* [EXERCISE BRIEF]:
Extract every record, exactly as written, and ignore the pictures.

● ● ● ● ●

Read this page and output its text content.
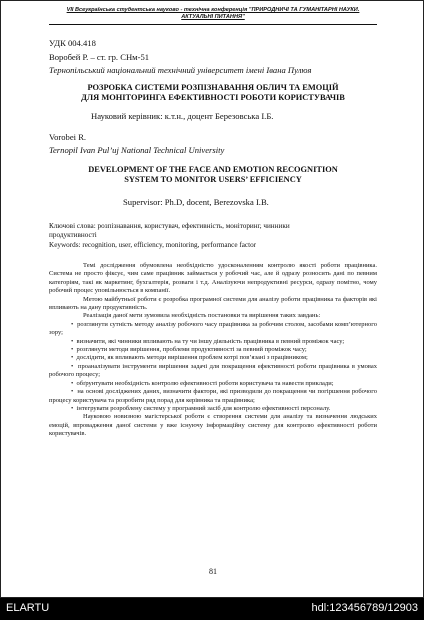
VII Всеукраїнська студентська науково - технічна конференція "ПРИРОДНИЧІ ТА ГУМАНІТАРНІ НАУКИ.
АКТУАЛЬНІ ПИТАННЯ"
УДК 004.418
Воробей Р. – ст. гр. СНм-51
Тернопільський національний технічний університет імені Івана Пулюя
РОЗРОБКА СИСТЕМИ РОЗПІЗНАВАННЯ ОБЛИЧ ТА ЕМОЦІЙ
ДЛЯ МОНІТОРИНГА ЕФЕКТИВНОСТІ РОБОТИ КОРИСТУВАЧІВ
Науковий керівник: к.т.н., доцент Березовська І.Б.
Vorobei R.
Ternopil Ivan Pul’uj National Technical University
DEVELOPMENT OF THE FACE AND EMOTION RECOGNITION
SYSTEM TO MONITOR USERS’ EFFICIENCY
Supervisor: Ph.D, docent, Berezovska I.B.
Ключові слова: розпізнавання, користувач, ефективність, моніторинг, чинники
продуктивності
Keywords: recognition, user, efficiency, monitoring, performance factor

Темі дослідження обумовлена необхідністю удосконаленням контролю якості роботи працівника. Система не просто фіксує, чим саме працівник займається у робочий час, але й одразу розносить дані по певним категоріям, такі як маркетинг, бухгалтерія, розваги і т.д. Аналізуючи непродуктивні ресурси, одразу помітно, чому робочий процес уповільнюється в компанії.

Метою майбутньої роботи є розробка програмної системи для аналізу роботи працівника та факторів які впливають на дану продуктивність.

Реалізація даної мети зумовила необхідність постановки та вирішення таких завдань:

•  розглянути сутність методу аналізу робочого часу працівника за робочим столом, засобами комп’ютерного зору;

•  визначити, які чинники впливають на ту чи іншу діяльність працівника в певний проміжок часу;

•  розглянути методи вирішення, проблеми продуктивності за певний проміжок часу;

•  дослідити, як впливають методи вирішення проблем котрі пов’язані з працівником;

•  проаналізувати інструменти вирішення задачі для покращення ефективності роботи працівника в умовах робочого процесу;

•  обґрунтувати необхідність контролю ефективності роботи користувача та навести приклади;

•  на основі досліджених даних, визначити фактори, які призводили до покращення чи погіршення робочого процесу користувача та розробити ряд порад для керівника та працівника;

•  інтегрувати розроблену систему у програмний засіб для контролю ефективності персоналу.

Науковою новизною магістерської роботи є створення системи для аналізу та визначення людських емоцій, впровадження даної системи у вже існуючу інформаційну систему для контролю ефективності роботи користувачів.

81
ELARTU	hdl:123456789/12903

● ● ● ● ●

* [FINISHED ANSWER]:
Read this page and output its text content.
VII Всеукраїнська студентська науково - технічна конференція "ПРИРОДНИЧІ ТА ГУМАНІТАРНІ НАУКИ.
АКТУАЛЬНІ ПИТАННЯ"
УДК 004.418
Воробей Р. – ст. гр. СНм-51
Тернопільський національний технічний університет імені Івана Пулюя
РОЗРОБКА СИСТЕМИ РОЗПІЗНАВАННЯ ОБЛИЧ ТА ЕМОЦІЙ
ДЛЯ МОНІТОРИНГА ЕФЕКТИВНОСТІ РОБОТИ КОРИСТУВАЧІВ
Науковий керівник: к.т.н., доцент Березовська І.Б.
Vorobei R.
Ternopil Ivan Pul’uj National Technical University
DEVELOPMENT OF THE FACE AND EMOTION RECOGNITION
SYSTEM TO MONITOR USERS’ EFFICIENCY
Supervisor: Ph.D, docent, Berezovska I.B.
Ключові слова: розпізнавання, користувач, ефективність, моніторинг, чинники
продуктивності
Keywords: recognition, user, efficiency, monitoring, performance factor

Темі дослідження обумовлена необхідністю удосконаленням контролю якості роботи працівника. Система не просто фіксує, чим саме працівник займається у робочий час, але й одразу розносить дані по певним категоріям, такі як маркетинг, бухгалтерія, розваги і т.д. Аналізуючи непродуктивні ресурси, одразу помітно, чому робочий процес уповільнюється в компанії.

Метою майбутньої роботи є розробка програмної системи для аналізу роботи працівника та факторів які впливають на дану продуктивність.

Реалізація даної мети зумовила необхідність постановки та вирішення таких завдань:

•  розглянути сутність методу аналізу робочого часу працівника за робочим столом, засобами комп’ютерного зору;

•  визначити, які чинники впливають на ту чи іншу діяльність працівника в певний проміжок часу;

•  розглянути методи вирішення, проблеми продуктивності за певний проміжок часу;

•  дослідити, як впливають методи вирішення проблем котрі пов’язані з працівником;

•  проаналізувати інструменти вирішення задачі для покращення ефективності роботи працівника в умовах робочого процесу;

•  обґрунтувати необхідність контролю ефективності роботи користувача та навести приклади;

•  на основі досліджених даних, визначити фактори, які призводили до покращення чи погіршення робочого процесу користувача та розробити ряд порад для керівника та працівника;

•  інтегрувати розроблену систему у програмний засіб для контролю ефективності персоналу.

Науковою новизною магістерської роботи є створення системи для аналізу та визначення людських емоцій, впровадження даної системи у вже існуючу інформаційну систему для контролю ефективності роботи користувачів.

81
ELARTU	hdl:123456789/12903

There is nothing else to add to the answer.